**Task to complete**
Reproduce the entries exactly.

Records about charts and figures:
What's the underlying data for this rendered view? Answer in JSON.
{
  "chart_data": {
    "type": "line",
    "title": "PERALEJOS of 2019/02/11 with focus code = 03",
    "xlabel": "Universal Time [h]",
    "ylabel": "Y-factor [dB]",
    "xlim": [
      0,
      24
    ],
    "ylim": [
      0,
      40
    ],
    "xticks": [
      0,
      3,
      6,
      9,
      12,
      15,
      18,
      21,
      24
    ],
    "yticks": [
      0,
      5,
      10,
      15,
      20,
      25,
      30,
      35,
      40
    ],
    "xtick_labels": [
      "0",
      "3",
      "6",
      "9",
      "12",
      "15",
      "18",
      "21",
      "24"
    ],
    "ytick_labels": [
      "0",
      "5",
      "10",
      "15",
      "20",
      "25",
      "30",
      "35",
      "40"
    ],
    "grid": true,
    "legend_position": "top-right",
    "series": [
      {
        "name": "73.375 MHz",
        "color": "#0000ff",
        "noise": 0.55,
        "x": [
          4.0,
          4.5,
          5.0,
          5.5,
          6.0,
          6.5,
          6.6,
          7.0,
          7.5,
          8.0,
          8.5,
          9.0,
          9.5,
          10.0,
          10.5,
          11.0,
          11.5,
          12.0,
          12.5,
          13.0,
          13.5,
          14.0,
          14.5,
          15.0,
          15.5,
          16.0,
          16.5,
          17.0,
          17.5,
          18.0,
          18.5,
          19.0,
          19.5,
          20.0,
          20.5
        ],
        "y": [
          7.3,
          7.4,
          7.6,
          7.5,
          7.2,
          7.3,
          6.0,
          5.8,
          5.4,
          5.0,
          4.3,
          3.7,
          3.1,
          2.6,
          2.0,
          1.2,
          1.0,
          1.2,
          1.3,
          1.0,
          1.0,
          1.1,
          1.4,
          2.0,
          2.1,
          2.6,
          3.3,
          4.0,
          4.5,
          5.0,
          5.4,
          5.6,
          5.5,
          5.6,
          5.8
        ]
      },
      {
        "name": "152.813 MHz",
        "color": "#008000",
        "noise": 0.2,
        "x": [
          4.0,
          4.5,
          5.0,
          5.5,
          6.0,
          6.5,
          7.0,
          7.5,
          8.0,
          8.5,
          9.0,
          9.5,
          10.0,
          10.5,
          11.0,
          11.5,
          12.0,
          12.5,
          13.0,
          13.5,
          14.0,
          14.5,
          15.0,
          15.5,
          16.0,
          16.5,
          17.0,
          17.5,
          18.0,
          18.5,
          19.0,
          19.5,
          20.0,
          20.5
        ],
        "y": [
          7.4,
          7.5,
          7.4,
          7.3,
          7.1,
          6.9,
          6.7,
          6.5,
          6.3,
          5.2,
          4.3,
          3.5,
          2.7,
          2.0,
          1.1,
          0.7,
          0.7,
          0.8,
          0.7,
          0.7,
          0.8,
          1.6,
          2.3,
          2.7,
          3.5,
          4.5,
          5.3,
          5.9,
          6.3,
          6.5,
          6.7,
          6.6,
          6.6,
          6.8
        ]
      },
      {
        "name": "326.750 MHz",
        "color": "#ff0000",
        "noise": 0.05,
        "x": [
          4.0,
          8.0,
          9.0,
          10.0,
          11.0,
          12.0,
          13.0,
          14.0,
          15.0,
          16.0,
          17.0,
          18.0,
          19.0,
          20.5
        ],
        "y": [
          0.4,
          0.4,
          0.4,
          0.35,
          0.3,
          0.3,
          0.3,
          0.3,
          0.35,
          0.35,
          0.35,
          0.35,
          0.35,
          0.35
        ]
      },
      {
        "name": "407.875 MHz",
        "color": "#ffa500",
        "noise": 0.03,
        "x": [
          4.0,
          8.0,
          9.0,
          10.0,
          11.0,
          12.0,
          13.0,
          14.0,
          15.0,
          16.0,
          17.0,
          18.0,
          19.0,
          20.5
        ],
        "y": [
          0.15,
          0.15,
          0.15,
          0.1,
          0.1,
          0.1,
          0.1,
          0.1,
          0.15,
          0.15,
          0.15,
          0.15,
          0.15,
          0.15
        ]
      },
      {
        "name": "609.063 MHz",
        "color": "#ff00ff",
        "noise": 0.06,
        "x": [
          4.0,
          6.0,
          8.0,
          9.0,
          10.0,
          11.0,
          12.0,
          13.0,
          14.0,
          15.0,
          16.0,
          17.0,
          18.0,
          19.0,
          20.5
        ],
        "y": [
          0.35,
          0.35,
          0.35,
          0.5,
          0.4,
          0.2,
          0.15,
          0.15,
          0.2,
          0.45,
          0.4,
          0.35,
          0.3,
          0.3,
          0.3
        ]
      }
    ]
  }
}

**Response for this exercise**
What's the underlying data for this rendered view? Answer in JSON.
{
  "chart_data": {
    "type": "line",
    "title": "PERALEJOS of 2019/02/11 with focus code = 03",
    "xlabel": "Universal Time [h]",
    "ylabel": "Y-factor [dB]",
    "xlim": [
      0,
      24
    ],
    "ylim": [
      0,
      40
    ],
    "xticks": [
      0,
      3,
      6,
      9,
      12,
      15,
      18,
      21,
      24
    ],
    "yticks": [
      0,
      5,
      10,
      15,
      20,
      25,
      30,
      35,
      40
    ],
    "xtick_labels": [
      "0",
      "3",
      "6",
      "9",
      "12",
      "15",
      "18",
      "21",
      "24"
    ],
    "ytick_labels": [
      "0",
      "5",
      "10",
      "15",
      "20",
      "25",
      "30",
      "35",
      "40"
    ],
    "grid": true,
    "legend_position": "top-right",
    "series": [
      {
        "name": "73.375 MHz",
        "color": "#0000ff",
        "noise": 0.55,
        "x": [
          4.0,
          4.5,
          5.0,
          5.5,
          6.0,
          6.5,
          6.6,
          7.0,
          7.5,
          8.0,
          8.5,
          9.0,
          9.5,
          10.0,
          10.5,
          11.0,
          11.5,
          12.0,
          12.5,
          13.0,
          13.5,
          14.0,
          14.5,
          15.0,
          15.5,
          16.0,
          16.5,
          17.0,
          17.5,
          18.0,
          18.5,
          19.0,
          19.5,
          20.0,
          20.5
        ],
        "y": [
          7.3,
          7.4,
          7.6,
          7.5,
          7.2,
          7.3,
          6.0,
          5.8,
          5.4,
          5.0,
          4.3,
          3.7,
          3.1,
          2.6,
          2.0,
          1.2,
          1.0,
          1.2,
          1.3,
          1.0,
          1.0,
          1.1,
          1.4,
          2.0,
          2.1,
          2.6,
          3.3,
          4.0,
          4.5,
          5.0,
          5.4,
          5.6,
          5.5,
          5.6,
          5.8
        ]
      },
      {
        "name": "152.813 MHz",
        "color": "#008000",
        "noise": 0.2,
        "x": [
          4.0,
          4.5,
          5.0,
          5.5,
          6.0,
          6.5,
          7.0,
          7.5,
          8.0,
          8.5,
          9.0,
          9.5,
          10.0,
          10.5,
          11.0,
          11.5,
          12.0,
          12.5,
          13.0,
          13.5,
          14.0,
          14.5,
          15.0,
          15.5,
          16.0,
          16.5,
          17.0,
          17.5,
          18.0,
          18.5,
          19.0,
          19.5,
          20.0,
          20.5
        ],
        "y": [
          7.4,
          7.5,
          7.4,
          7.3,
          7.1,
          6.9,
          6.7,
          6.5,
          6.3,
          5.2,
          4.3,
          3.5,
          2.7,
          2.0,
          1.1,
          0.7,
          0.7,
          0.8,
          0.7,
          0.7,
          0.8,
          1.6,
          2.3,
          2.7,
          3.5,
          4.5,
          5.3,
          5.9,
          6.3,
          6.5,
          6.7,
          6.6,
          6.6,
          6.8
        ]
      },
      {
        "name": "326.750 MHz",
        "color": "#ff0000",
        "noise": 0.05,
        "x": [
          4.0,
          8.0,
          9.0,
          10.0,
          11.0,
          12.0,
          13.0,
          14.0,
          15.0,
          16.0,
          17.0,
          18.0,
          19.0,
          20.5
        ],
        "y": [
          0.4,
          0.4,
          0.4,
          0.35,
          0.3,
          0.3,
          0.3,
          0.3,
          0.35,
          0.35,
          0.35,
          0.35,
          0.35,
          0.35
        ]
      },
      {
        "name": "407.875 MHz",
        "color": "#ffa500",
        "noise": 0.03,
        "x": [
          4.0,
          8.0,
          9.0,
          10.0,
          11.0,
          12.0,
          13.0,
          14.0,
          15.0,
          16.0,
          17.0,
          18.0,
          19.0,
          20.5
        ],
        "y": [
          0.15,
          0.15,
          0.15,
          0.1,
          0.1,
          0.1,
          0.1,
          0.1,
          0.15,
          0.15,
          0.15,
          0.15,
          0.15,
          0.15
        ]
      },
      {
        "name": "609.063 MHz",
        "color": "#ff00ff",
        "noise": 0.06,
        "x": [
          4.0,
          6.0,
          8.0,
          9.0,
          10.0,
          11.0,
          12.0,
          13.0,
          14.0,
          15.0,
          16.0,
          17.0,
          18.0,
          19.0,
          20.5
        ],
        "y": [
          0.35,
          0.35,
          0.35,
          0.5,
          0.4,
          0.2,
          0.15,
          0.15,
          0.2,
          0.45,
          0.4,
          0.35,
          0.3,
          0.3,
          0.3
        ]
      }
    ]
  }
}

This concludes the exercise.